[Stored data]
START
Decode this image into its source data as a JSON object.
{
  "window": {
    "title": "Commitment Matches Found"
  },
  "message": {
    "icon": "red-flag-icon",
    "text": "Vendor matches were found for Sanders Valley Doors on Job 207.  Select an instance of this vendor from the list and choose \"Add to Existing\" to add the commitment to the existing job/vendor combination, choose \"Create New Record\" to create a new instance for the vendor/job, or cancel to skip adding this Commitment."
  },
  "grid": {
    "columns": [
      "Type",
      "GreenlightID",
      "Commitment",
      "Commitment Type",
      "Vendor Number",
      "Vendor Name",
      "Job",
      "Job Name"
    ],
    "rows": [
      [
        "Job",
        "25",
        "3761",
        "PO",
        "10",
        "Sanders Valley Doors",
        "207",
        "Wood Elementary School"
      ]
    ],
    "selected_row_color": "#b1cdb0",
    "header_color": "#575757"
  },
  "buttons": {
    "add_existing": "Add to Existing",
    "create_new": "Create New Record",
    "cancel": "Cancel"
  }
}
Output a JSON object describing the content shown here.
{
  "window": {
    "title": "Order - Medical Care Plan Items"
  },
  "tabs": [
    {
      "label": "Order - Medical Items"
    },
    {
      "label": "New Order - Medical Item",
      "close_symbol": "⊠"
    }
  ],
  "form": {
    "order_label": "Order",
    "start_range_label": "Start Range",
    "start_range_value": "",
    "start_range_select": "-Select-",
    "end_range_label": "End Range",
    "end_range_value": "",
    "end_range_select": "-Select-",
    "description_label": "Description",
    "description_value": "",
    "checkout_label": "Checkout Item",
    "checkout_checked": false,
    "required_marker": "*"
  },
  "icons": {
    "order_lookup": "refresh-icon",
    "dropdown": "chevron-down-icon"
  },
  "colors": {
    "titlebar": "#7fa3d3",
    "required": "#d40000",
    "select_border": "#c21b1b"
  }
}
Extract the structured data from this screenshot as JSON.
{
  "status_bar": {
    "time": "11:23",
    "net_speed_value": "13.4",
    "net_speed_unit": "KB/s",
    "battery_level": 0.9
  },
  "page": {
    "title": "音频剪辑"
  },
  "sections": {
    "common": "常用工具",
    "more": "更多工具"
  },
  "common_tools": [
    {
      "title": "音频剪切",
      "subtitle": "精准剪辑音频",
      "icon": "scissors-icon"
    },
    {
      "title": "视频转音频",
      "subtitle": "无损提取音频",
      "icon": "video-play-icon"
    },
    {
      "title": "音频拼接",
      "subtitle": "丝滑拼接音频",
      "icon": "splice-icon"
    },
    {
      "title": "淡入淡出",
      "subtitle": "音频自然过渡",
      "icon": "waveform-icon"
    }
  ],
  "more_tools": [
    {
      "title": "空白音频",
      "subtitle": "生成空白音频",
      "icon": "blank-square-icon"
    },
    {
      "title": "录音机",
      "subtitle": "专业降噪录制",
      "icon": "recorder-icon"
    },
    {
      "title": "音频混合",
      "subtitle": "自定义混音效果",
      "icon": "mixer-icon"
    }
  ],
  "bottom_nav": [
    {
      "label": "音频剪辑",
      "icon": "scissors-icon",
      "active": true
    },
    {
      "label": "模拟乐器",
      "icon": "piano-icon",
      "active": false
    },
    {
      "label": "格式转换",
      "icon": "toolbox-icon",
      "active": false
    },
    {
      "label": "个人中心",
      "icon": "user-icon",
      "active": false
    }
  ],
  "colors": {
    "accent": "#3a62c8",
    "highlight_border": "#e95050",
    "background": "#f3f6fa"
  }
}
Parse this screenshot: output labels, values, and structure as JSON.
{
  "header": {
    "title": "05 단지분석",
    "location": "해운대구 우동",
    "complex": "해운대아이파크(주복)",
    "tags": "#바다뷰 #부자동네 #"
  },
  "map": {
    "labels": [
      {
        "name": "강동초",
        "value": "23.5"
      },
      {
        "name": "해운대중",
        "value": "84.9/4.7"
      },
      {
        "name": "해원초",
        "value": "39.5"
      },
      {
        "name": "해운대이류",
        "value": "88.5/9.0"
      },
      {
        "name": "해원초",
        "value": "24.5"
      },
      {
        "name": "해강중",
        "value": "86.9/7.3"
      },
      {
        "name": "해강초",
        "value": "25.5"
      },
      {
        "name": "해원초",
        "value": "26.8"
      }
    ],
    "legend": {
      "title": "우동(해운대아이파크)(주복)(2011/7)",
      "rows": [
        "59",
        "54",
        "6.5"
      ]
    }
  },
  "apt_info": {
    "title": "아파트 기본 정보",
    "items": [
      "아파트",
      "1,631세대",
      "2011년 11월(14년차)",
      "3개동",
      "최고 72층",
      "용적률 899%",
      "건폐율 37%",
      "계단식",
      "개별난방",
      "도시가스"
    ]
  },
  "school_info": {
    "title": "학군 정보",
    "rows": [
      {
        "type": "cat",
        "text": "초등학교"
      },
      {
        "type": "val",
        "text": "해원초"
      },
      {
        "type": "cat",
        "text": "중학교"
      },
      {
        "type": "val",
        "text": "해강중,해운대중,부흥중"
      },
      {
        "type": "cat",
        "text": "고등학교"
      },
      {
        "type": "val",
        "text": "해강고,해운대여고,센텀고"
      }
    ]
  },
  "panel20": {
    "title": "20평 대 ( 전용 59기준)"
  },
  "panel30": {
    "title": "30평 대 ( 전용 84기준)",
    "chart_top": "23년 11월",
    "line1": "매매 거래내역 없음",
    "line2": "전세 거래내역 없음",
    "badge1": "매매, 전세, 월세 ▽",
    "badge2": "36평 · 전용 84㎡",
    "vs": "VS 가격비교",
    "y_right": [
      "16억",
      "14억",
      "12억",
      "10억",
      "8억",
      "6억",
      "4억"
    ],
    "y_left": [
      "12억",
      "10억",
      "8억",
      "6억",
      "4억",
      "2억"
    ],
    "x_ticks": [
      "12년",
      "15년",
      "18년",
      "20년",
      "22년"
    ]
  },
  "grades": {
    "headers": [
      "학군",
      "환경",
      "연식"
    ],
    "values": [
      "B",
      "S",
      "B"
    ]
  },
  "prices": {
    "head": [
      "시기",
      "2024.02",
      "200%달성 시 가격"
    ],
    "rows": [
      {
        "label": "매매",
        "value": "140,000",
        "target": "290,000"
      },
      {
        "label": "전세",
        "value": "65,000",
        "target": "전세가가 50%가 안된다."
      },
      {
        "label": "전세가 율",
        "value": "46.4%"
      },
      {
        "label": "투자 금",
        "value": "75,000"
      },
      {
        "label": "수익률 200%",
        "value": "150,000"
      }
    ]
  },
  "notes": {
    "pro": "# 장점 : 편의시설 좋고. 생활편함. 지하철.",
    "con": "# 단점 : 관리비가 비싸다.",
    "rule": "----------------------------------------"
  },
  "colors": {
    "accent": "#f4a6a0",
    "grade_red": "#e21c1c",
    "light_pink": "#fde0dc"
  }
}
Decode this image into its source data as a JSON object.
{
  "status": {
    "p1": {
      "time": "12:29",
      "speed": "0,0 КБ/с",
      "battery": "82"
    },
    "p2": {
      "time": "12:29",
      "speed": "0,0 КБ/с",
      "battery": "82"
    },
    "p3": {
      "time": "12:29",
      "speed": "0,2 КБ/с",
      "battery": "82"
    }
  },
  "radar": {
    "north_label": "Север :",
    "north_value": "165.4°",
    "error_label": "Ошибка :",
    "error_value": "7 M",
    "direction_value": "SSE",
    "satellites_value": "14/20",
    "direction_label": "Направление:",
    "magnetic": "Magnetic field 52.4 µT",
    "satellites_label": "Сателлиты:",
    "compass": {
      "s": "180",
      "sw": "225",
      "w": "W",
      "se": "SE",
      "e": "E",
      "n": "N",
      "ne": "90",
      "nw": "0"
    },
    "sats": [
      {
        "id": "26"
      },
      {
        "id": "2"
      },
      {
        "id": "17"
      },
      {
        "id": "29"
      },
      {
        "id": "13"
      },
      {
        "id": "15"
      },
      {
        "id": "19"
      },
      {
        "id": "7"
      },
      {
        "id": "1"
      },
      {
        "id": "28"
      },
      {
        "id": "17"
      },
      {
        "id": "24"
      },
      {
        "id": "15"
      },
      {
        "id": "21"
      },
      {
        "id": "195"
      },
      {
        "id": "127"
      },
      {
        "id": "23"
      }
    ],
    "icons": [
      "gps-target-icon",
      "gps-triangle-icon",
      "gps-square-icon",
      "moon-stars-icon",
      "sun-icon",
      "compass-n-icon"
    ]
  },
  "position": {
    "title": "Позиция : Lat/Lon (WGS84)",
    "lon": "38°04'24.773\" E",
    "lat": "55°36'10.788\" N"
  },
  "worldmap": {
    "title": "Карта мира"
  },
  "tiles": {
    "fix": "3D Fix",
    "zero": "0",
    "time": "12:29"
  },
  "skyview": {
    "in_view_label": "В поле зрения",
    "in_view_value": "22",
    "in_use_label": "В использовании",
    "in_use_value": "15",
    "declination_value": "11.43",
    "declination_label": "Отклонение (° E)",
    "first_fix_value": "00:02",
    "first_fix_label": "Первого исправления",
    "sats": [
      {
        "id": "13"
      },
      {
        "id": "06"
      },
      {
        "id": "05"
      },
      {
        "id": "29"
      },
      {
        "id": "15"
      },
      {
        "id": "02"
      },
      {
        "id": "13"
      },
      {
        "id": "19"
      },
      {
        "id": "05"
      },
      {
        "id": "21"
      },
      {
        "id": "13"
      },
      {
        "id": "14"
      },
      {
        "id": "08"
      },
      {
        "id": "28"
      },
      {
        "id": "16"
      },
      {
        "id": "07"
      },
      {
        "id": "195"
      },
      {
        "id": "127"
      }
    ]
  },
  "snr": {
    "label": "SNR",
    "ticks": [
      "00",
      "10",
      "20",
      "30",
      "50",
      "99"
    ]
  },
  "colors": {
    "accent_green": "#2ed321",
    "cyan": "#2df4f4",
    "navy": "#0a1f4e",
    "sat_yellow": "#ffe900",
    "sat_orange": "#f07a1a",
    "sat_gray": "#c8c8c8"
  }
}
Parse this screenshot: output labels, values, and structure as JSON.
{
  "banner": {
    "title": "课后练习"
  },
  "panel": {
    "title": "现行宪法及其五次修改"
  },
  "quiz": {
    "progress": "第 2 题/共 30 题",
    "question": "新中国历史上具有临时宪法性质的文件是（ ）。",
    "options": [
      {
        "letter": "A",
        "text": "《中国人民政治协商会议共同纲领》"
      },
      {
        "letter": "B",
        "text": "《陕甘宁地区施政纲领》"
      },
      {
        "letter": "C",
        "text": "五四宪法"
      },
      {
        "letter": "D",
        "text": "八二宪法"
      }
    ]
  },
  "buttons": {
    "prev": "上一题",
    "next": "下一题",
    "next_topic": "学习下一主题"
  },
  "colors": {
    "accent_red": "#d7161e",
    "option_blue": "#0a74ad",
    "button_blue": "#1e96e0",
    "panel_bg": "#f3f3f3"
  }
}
END
--- PROBLEM STATEMENT ---
In the entries above, find each line with the word "scissors" and show it.

--- FINISHED EXERCISE ---
      "icon": "scissors-icon"
      "icon": "scissors-icon",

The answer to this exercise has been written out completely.